◆ Given exercise
All of the data should be repeated exactly; pictures are not part of the copy.
## start Material for the task
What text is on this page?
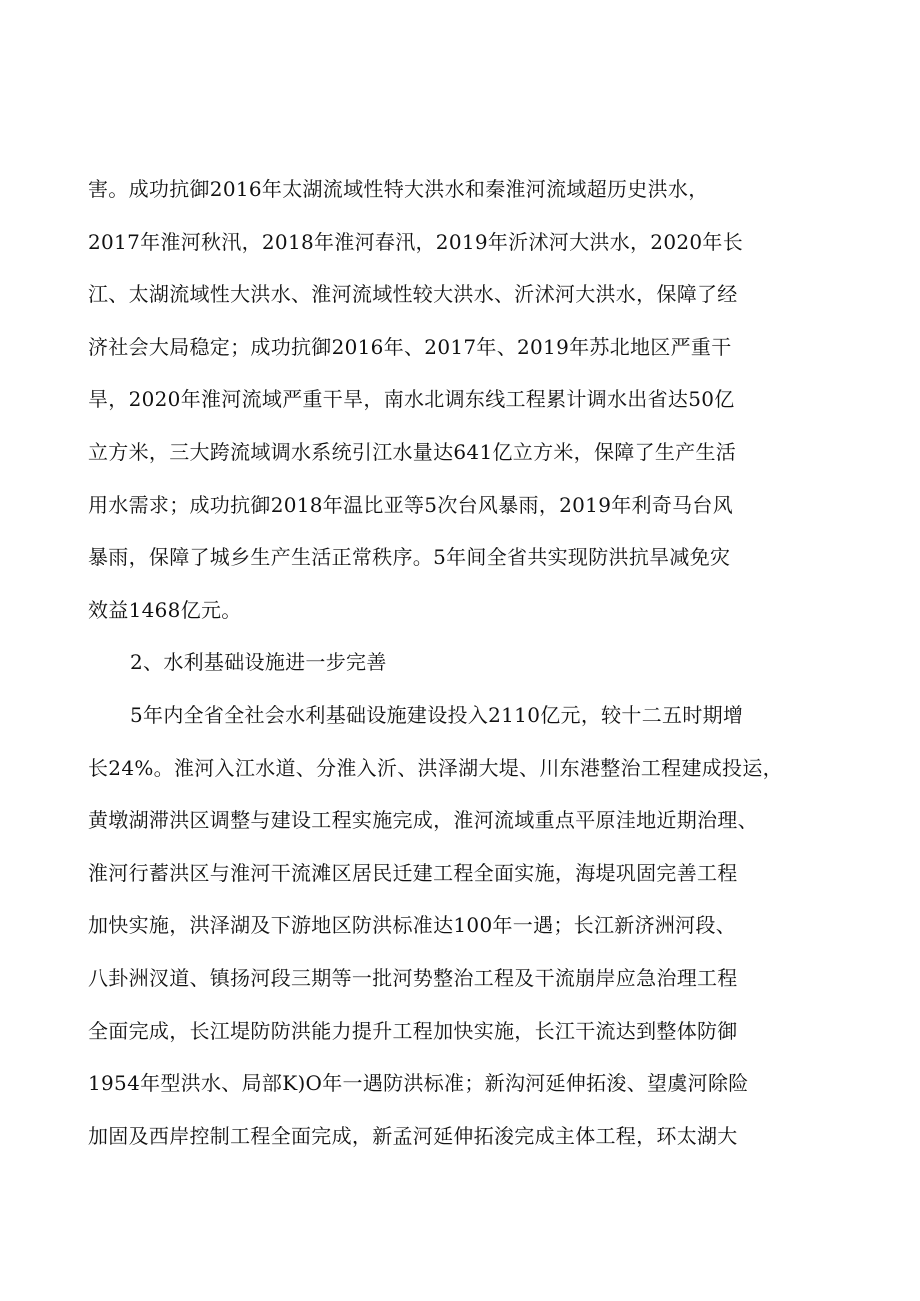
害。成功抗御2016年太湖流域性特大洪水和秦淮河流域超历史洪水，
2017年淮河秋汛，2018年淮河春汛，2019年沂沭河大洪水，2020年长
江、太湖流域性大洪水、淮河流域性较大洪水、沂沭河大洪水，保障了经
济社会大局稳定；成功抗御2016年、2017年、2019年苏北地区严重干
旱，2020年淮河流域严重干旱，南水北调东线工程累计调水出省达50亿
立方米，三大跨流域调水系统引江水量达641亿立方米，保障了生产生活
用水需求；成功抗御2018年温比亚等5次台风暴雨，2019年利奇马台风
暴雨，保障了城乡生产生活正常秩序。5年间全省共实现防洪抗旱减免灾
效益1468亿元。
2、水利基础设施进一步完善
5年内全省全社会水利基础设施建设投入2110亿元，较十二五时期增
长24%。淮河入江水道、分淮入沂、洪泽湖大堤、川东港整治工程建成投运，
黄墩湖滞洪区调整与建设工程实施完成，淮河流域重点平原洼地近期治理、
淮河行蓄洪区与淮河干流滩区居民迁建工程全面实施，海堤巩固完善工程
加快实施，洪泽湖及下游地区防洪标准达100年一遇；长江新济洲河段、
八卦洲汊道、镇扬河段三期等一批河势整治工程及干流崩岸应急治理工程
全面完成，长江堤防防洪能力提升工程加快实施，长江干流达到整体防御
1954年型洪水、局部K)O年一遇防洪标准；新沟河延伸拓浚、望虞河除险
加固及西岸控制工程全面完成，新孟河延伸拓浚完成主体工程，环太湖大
## end Material for the task
◆ Response to the task
What text is on this page?
害。成功抗御2016年太湖流域性特大洪水和秦淮河流域超历史洪水，
2017年淮河秋汛，2018年淮河春汛，2019年沂沭河大洪水，2020年长
江、太湖流域性大洪水、淮河流域性较大洪水、沂沭河大洪水，保障了经
济社会大局稳定；成功抗御2016年、2017年、2019年苏北地区严重干
旱，2020年淮河流域严重干旱，南水北调东线工程累计调水出省达50亿
立方米，三大跨流域调水系统引江水量达641亿立方米，保障了生产生活
用水需求；成功抗御2018年温比亚等5次台风暴雨，2019年利奇马台风
暴雨，保障了城乡生产生活正常秩序。5年间全省共实现防洪抗旱减免灾
效益1468亿元。
2、水利基础设施进一步完善
5年内全省全社会水利基础设施建设投入2110亿元，较十二五时期增
长24%。淮河入江水道、分淮入沂、洪泽湖大堤、川东港整治工程建成投运，
黄墩湖滞洪区调整与建设工程实施完成，淮河流域重点平原洼地近期治理、
淮河行蓄洪区与淮河干流滩区居民迁建工程全面实施，海堤巩固完善工程
加快实施，洪泽湖及下游地区防洪标准达100年一遇；长江新济洲河段、
八卦洲汊道、镇扬河段三期等一批河势整治工程及干流崩岸应急治理工程
全面完成，长江堤防防洪能力提升工程加快实施，长江干流达到整体防御
1954年型洪水、局部K)O年一遇防洪标准；新沟河延伸拓浚、望虞河除险
加固及西岸控制工程全面完成，新孟河延伸拓浚完成主体工程，环太湖大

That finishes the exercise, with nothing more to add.